[Problem statement] Scan the lines below for the word "class". Copy each line you find it in.

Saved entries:
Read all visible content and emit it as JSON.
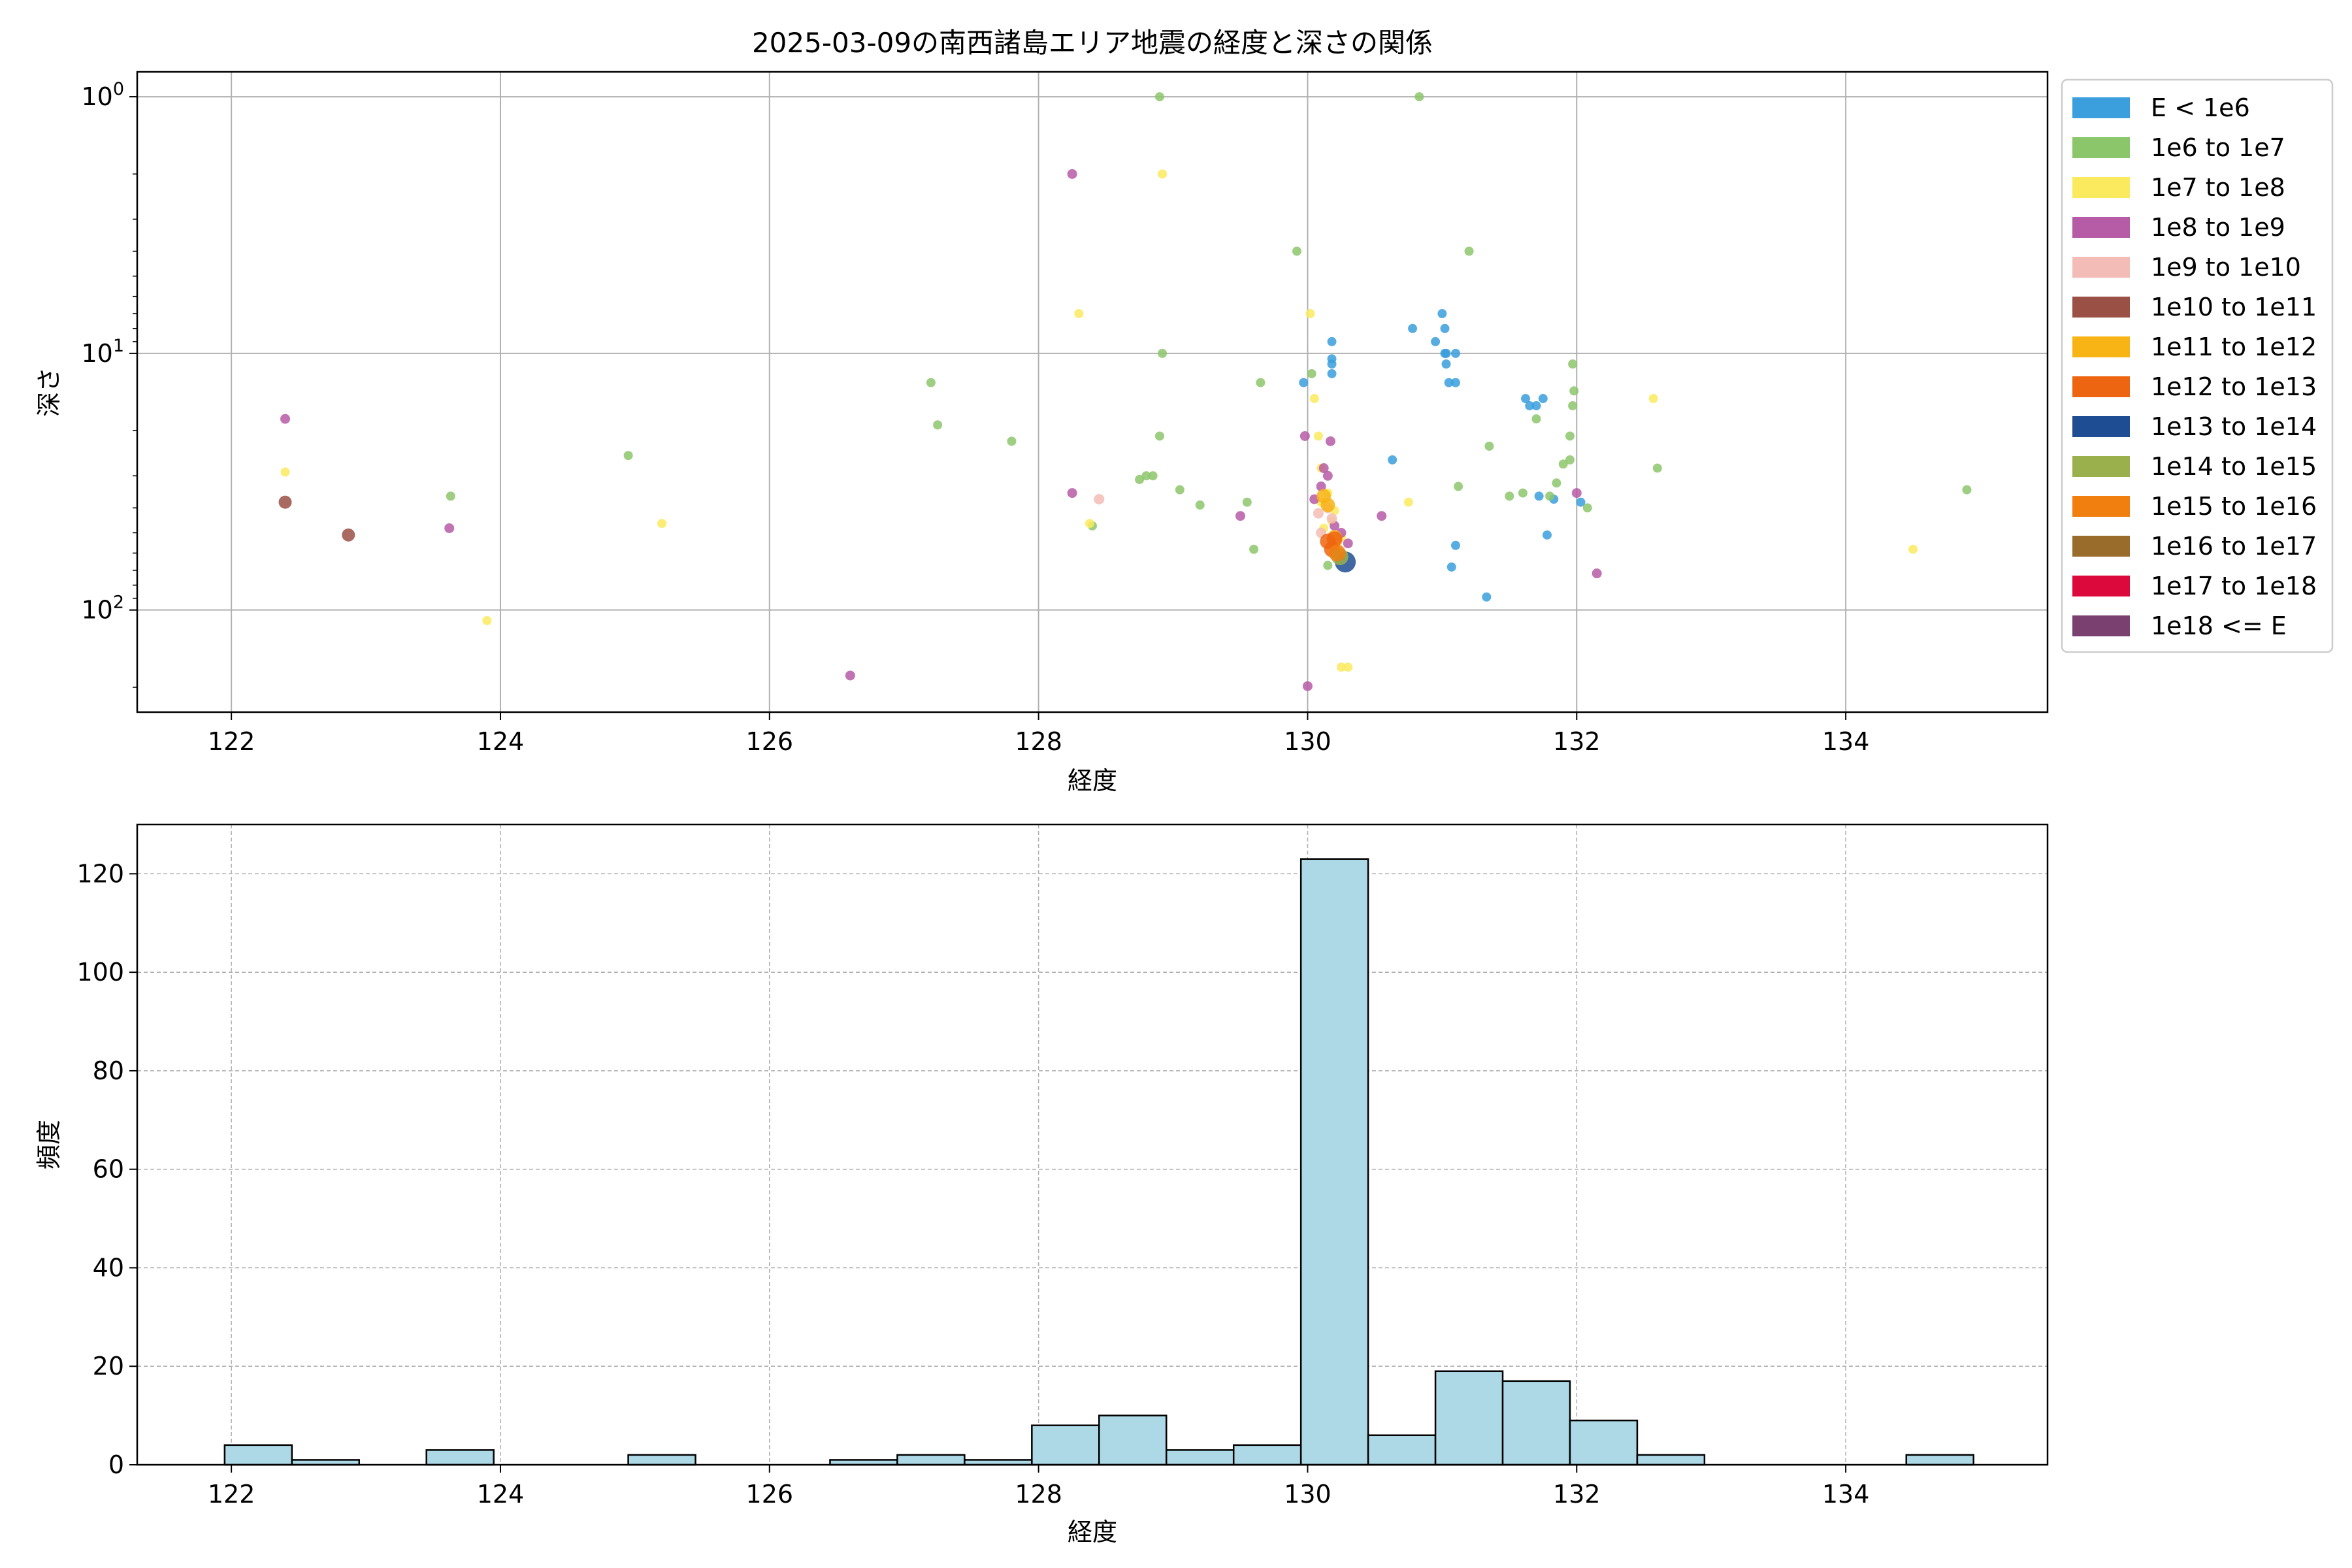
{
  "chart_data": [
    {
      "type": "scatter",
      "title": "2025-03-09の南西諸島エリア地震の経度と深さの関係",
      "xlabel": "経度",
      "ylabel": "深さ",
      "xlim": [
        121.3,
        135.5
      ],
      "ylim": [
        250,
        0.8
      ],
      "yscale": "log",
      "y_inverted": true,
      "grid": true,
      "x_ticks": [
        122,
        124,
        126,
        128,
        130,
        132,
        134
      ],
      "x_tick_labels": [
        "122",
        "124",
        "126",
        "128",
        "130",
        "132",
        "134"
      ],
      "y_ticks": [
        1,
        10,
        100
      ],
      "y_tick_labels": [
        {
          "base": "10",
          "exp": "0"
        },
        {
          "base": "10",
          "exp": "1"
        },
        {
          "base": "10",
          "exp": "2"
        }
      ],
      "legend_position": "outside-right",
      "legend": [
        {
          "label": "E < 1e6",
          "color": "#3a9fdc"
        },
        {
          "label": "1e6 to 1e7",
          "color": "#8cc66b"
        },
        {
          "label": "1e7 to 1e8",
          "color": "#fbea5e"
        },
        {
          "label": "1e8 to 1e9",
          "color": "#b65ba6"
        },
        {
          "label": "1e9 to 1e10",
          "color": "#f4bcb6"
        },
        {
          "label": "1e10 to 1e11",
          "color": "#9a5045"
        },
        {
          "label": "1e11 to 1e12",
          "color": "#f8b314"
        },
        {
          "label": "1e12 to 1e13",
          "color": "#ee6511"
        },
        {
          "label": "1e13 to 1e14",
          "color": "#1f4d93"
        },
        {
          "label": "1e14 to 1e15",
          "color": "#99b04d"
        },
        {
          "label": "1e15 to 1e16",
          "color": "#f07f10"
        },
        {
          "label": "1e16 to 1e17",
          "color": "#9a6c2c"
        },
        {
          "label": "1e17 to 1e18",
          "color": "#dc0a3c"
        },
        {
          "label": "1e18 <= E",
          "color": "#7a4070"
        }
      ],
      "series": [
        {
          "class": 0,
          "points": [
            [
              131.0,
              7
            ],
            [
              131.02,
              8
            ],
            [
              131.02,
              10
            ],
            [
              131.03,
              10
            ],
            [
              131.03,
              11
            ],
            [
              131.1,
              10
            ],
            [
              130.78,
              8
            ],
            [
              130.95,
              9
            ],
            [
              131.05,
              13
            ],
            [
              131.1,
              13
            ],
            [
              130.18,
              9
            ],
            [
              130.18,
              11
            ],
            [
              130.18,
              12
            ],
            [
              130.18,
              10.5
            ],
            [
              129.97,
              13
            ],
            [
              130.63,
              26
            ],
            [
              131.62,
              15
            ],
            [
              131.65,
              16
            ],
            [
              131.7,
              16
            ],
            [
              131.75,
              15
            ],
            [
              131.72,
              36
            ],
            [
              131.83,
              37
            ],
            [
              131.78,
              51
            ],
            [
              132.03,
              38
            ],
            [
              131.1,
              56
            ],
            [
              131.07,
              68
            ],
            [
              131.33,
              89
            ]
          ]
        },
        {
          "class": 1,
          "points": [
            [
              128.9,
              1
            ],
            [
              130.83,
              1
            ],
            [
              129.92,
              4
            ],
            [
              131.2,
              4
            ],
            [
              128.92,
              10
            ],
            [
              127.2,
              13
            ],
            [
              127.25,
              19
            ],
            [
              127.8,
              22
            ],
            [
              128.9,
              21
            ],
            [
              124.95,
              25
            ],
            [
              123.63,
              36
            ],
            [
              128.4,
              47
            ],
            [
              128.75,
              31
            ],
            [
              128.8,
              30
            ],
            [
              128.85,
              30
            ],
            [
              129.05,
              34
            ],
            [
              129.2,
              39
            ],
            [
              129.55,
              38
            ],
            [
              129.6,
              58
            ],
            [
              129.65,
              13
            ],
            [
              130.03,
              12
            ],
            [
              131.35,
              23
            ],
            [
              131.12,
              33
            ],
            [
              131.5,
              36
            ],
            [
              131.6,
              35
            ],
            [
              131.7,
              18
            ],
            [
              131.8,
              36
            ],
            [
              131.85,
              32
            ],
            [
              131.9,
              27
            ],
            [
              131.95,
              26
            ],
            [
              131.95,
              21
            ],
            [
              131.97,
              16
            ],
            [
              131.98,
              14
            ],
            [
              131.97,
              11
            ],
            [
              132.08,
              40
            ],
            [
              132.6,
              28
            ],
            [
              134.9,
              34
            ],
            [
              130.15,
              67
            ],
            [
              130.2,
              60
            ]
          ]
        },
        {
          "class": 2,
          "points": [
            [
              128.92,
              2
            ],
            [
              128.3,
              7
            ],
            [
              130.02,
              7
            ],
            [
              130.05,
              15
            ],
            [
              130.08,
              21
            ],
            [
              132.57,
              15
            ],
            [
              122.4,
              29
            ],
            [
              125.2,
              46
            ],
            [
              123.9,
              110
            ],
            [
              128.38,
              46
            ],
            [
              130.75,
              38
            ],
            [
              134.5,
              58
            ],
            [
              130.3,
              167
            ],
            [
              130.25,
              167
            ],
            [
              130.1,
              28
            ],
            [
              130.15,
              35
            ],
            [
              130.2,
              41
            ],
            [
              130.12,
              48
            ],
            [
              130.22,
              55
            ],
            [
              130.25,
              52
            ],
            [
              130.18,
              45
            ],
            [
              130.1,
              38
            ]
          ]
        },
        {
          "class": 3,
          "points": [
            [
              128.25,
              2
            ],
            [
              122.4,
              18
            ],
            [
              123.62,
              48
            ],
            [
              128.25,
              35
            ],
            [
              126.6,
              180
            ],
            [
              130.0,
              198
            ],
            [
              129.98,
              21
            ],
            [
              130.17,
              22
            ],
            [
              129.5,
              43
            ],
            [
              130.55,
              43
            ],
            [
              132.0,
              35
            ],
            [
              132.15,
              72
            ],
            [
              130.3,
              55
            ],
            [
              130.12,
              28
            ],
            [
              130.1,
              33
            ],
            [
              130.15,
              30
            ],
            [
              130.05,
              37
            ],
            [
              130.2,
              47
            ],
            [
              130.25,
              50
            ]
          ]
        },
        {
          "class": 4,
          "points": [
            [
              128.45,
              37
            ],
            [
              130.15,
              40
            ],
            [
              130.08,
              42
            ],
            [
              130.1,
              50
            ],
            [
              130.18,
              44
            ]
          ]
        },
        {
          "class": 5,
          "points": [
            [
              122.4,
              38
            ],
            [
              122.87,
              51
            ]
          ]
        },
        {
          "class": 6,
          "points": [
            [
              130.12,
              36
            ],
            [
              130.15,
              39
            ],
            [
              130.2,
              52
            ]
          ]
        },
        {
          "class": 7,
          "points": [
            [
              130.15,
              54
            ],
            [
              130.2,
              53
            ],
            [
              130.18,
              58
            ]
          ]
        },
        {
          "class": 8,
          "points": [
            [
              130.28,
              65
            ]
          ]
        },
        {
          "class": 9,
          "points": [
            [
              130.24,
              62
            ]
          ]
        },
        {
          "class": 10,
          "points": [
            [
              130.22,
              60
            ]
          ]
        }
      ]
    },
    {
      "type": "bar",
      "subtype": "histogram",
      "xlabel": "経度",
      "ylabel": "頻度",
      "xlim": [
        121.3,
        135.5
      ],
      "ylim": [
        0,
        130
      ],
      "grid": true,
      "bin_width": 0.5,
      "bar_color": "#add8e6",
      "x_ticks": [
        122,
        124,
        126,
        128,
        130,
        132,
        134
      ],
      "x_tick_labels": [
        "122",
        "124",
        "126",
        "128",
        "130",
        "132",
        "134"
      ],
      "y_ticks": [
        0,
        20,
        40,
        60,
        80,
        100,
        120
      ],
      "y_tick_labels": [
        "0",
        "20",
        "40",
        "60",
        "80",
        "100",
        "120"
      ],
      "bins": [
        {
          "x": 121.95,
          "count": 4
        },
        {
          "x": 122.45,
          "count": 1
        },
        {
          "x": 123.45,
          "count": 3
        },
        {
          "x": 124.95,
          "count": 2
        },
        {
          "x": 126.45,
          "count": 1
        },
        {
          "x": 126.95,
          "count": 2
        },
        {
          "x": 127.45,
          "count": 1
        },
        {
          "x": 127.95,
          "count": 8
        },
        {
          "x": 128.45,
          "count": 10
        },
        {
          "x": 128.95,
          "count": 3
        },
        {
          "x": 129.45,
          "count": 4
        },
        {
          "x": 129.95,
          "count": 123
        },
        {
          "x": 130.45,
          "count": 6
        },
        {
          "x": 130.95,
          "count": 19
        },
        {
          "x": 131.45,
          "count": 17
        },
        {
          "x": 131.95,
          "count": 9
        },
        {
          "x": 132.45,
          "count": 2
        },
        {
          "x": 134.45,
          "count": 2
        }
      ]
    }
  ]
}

[Response]
          "class": 0,
          "class": 1,
          "class": 2,
          "class": 3,
          "class": 4,
          "class": 5,
          "class": 6,
          "class": 7,
          "class": 8,
          "class": 9,
          "class": 10,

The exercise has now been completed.